> _Your instructions_
The records that follow are to be transcribed in full, without their images.

===== Data provided

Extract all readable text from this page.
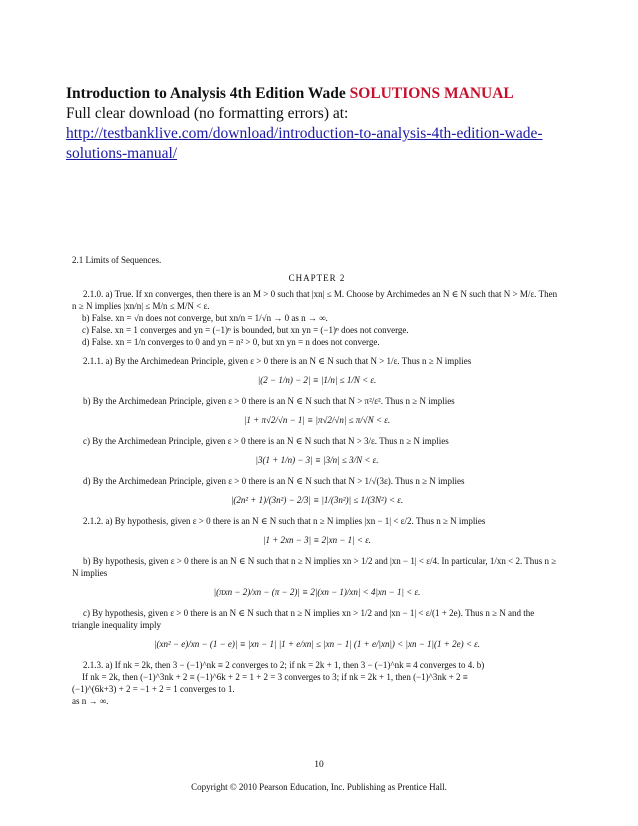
Introduction to Analysis 4th Edition Wade SOLUTIONS MANUAL

Full clear download (no formatting errors) at:

http://testbanklive.com/download/introduction-to-analysis-4th-edition-wade-

solutions-manual/

2.1 Limits of Sequences.

CHAPTER 2

2.1.0. a) True. If xn converges, then there is an M > 0 such that |xn| ≤ M. Choose by Archimedes an N ∈ N such that N > M/ε. Then n ≥ N implies |xn/n| ≤ M/n ≤ M/N < ε.

b) False. xn = √n does not converge, but xn/n = 1/√n → 0 as n → ∞.

c) False. xn = 1 converges and yn = (−1)ⁿ is bounded, but xn yn = (−1)ⁿ does not converge.

d) False. xn = 1/n converges to 0 and yn = n² > 0, but xn yn = n does not converge.

2.1.1. a) By the Archimedean Principle, given ε > 0 there is an N ∈ N such that N > 1/ε. Thus n ≥ N implies

|(2 − 1/n) − 2| ≡ |1/n| ≤ 1/N < ε.

b) By the Archimedean Principle, given ε > 0 there is an N ∈ N such that N > π²/ε². Thus n ≥ N implies

|1 + π√2/√n − 1| ≡ |π√2/√n| ≤ π/√N < ε.

c) By the Archimedean Principle, given ε > 0 there is an N ∈ N such that N > 3/ε. Thus n ≥ N implies

|3(1 + 1/n) − 3| ≡ |3/n| ≤ 3/N < ε.

d) By the Archimedean Principle, given ε > 0 there is an N ∈ N such that N > 1/√(3ε). Thus n ≥ N implies

|(2n² + 1)/(3n²) − 2/3| ≡ |1/(3n²)| ≤ 1/(3N²) < ε.

2.1.2. a) By hypothesis, given ε > 0 there is an N ∈ N such that n ≥ N implies |xn − 1| < ε/2. Thus n ≥ N implies

|1 + 2xn − 3| ≡ 2|xn − 1| < ε.

b) By hypothesis, given ε > 0 there is an N ∈ N such that n ≥ N implies xn > 1/2 and |xn − 1| < ε/4. In particular, 1/xn < 2. Thus n ≥ N implies

|(πxn − 2)/xn − (π − 2)| ≡ 2|(xn − 1)/xn| < 4|xn − 1| < ε.

c) By hypothesis, given ε > 0 there is an N ∈ N such that n ≥ N implies xn > 1/2 and |xn − 1| < ε/(1 + 2e). Thus n ≥ N and the triangle inequality imply

|(xn² − e)/xn − (1 − e)| ≡ |xn − 1| |1 + e/xn| ≤ |xn − 1| (1 + e/|xn|) < |xn − 1|(1 + 2e) < ε.

2.1.3. a) If nk = 2k, then 3 − (−1)^nk ≡ 2 converges to 2; if nk = 2k + 1, then 3 − (−1)^nk ≡ 4 converges to 4. b)

If nk = 2k, then (−1)^3nk + 2 ≡ (−1)^6k + 2 = 1 + 2 = 3 converges to 3; if nk = 2k + 1, then (−1)^3nk + 2 ≡

(−1)^(6k+3) + 2 = −1 + 2 = 1 converges to 1.

as n → ∞.

10
Copyright © 2010 Pearson Education, Inc. Publishing as Prentice Hall.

==========

> _Task answer_
Extract all readable text from this page.
Introduction to Analysis 4th Edition Wade SOLUTIONS MANUAL

Full clear download (no formatting errors) at:

http://testbanklive.com/download/introduction-to-analysis-4th-edition-wade-

solutions-manual/

2.1 Limits of Sequences.

CHAPTER 2

2.1.0. a) True. If xn converges, then there is an M > 0 such that |xn| ≤ M. Choose by Archimedes an N ∈ N such that N > M/ε. Then n ≥ N implies |xn/n| ≤ M/n ≤ M/N < ε.

b) False. xn = √n does not converge, but xn/n = 1/√n → 0 as n → ∞.

c) False. xn = 1 converges and yn = (−1)ⁿ is bounded, but xn yn = (−1)ⁿ does not converge.

d) False. xn = 1/n converges to 0 and yn = n² > 0, but xn yn = n does not converge.

2.1.1. a) By the Archimedean Principle, given ε > 0 there is an N ∈ N such that N > 1/ε. Thus n ≥ N implies

|(2 − 1/n) − 2| ≡ |1/n| ≤ 1/N < ε.

b) By the Archimedean Principle, given ε > 0 there is an N ∈ N such that N > π²/ε². Thus n ≥ N implies

|1 + π√2/√n − 1| ≡ |π√2/√n| ≤ π/√N < ε.

c) By the Archimedean Principle, given ε > 0 there is an N ∈ N such that N > 3/ε. Thus n ≥ N implies

|3(1 + 1/n) − 3| ≡ |3/n| ≤ 3/N < ε.

d) By the Archimedean Principle, given ε > 0 there is an N ∈ N such that N > 1/√(3ε). Thus n ≥ N implies

|(2n² + 1)/(3n²) − 2/3| ≡ |1/(3n²)| ≤ 1/(3N²) < ε.

2.1.2. a) By hypothesis, given ε > 0 there is an N ∈ N such that n ≥ N implies |xn − 1| < ε/2. Thus n ≥ N implies

|1 + 2xn − 3| ≡ 2|xn − 1| < ε.

b) By hypothesis, given ε > 0 there is an N ∈ N such that n ≥ N implies xn > 1/2 and |xn − 1| < ε/4. In particular, 1/xn < 2. Thus n ≥ N implies

|(πxn − 2)/xn − (π − 2)| ≡ 2|(xn − 1)/xn| < 4|xn − 1| < ε.

c) By hypothesis, given ε > 0 there is an N ∈ N such that n ≥ N implies xn > 1/2 and |xn − 1| < ε/(1 + 2e). Thus n ≥ N and the triangle inequality imply

|(xn² − e)/xn − (1 − e)| ≡ |xn − 1| |1 + e/xn| ≤ |xn − 1| (1 + e/|xn|) < |xn − 1|(1 + 2e) < ε.

2.1.3. a) If nk = 2k, then 3 − (−1)^nk ≡ 2 converges to 2; if nk = 2k + 1, then 3 − (−1)^nk ≡ 4 converges to 4. b)

If nk = 2k, then (−1)^3nk + 2 ≡ (−1)^6k + 2 = 1 + 2 = 3 converges to 3; if nk = 2k + 1, then (−1)^3nk + 2 ≡

(−1)^(6k+3) + 2 = −1 + 2 = 1 converges to 1.

as n → ∞.

10
Copyright © 2010 Pearson Education, Inc. Publishing as Prentice Hall.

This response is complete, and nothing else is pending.